* Begin Passage to read *

NEED TO KNOW
Shot in broad daylight. It was true of Benazir Bhutto, and now it's true of the lawyer Pakistan hired to prosecute the former prime minister's assassins. Chaudhry Zulfiqar, the main state prosecutor for Bhutto's 2007 murder, was gunned down in Islamabad today as he made his way to court.
No one yet knows why the lawyer was killed. But his work put him at loggerheads with some powerful people: not only former military president Pervez Musharraf, currently under house arrest on charges that he failed to provide Bhutto with adequate security, but the Islamist group Lashkar-e-Taiba, blamed for India's 2008 Mumbai attacks. Before his death, Zulfiqar was believed to be close to submitting final evidence against seven of the group's members. What happens in those cases without their chief prosecutor is yet to be seen.
Five hundred and one. That's where's the death toll stands in Bangladesh, a week and a half after a multi-story factory building collapsed on the outskirts of Dhaka with thousands of workers inside. The disaster now has the grim title of the world's most deadly structural failure of modern times.

* End Passage to read *
* Begin Data block *

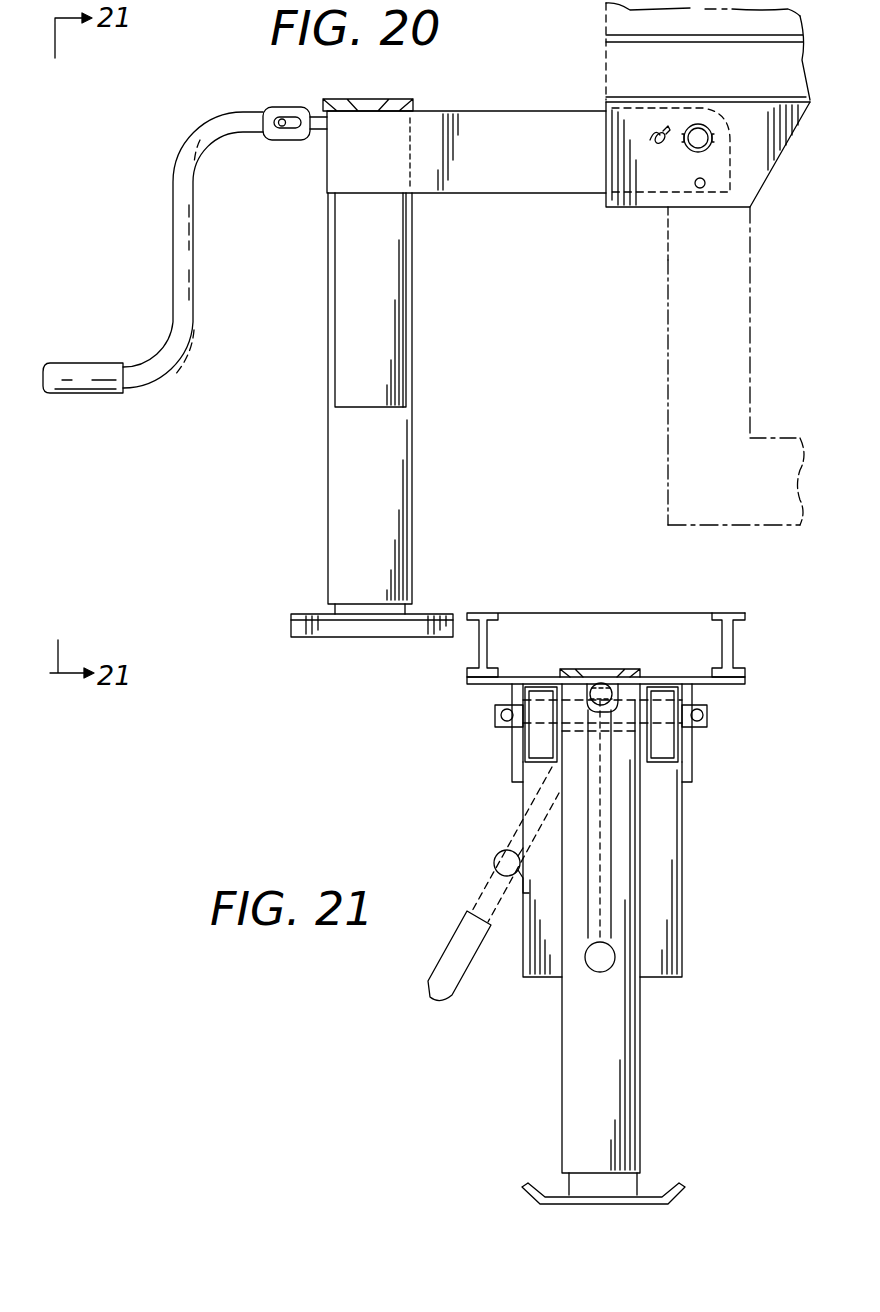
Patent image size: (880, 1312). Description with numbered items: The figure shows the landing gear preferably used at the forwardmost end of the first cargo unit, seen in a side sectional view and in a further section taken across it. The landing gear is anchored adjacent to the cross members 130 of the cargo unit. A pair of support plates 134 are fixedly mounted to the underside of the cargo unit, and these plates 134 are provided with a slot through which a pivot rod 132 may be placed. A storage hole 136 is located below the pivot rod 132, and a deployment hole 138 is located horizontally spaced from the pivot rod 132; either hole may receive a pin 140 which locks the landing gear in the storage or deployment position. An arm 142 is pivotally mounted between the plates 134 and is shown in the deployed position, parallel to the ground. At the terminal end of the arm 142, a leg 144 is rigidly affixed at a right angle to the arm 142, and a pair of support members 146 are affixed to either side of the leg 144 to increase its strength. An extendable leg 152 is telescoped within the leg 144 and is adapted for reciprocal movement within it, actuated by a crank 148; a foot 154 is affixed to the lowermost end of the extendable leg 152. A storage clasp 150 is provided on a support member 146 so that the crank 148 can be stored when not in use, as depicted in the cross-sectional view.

* End Data block *

#### Objectives
**A)** From the news brief, reproduce word for word the passage starting with "No one yet knows" and going on through "to be seen.".
**B)** In the news brief, where was Chaudhry Zulfiqar shot?

#### Responses in order
**A)**
No one yet knows why the lawyer was killed. But his work put him at loggerheads with some powerful people: not only former military president Pervez Musharraf, currently under house arrest on charges that he failed to provide Bhutto with adequate security, but the Islamist group Lashkar-e-Taiba, blamed for India's 2008 Mumbai attacks. Before his death, Zulfiqar was believed to be close to submitting final evidence against seven of the group's members. What happens in those cases without their chief prosecutor is yet to be seen.

**B)** In Islamabad, as he made his way to court.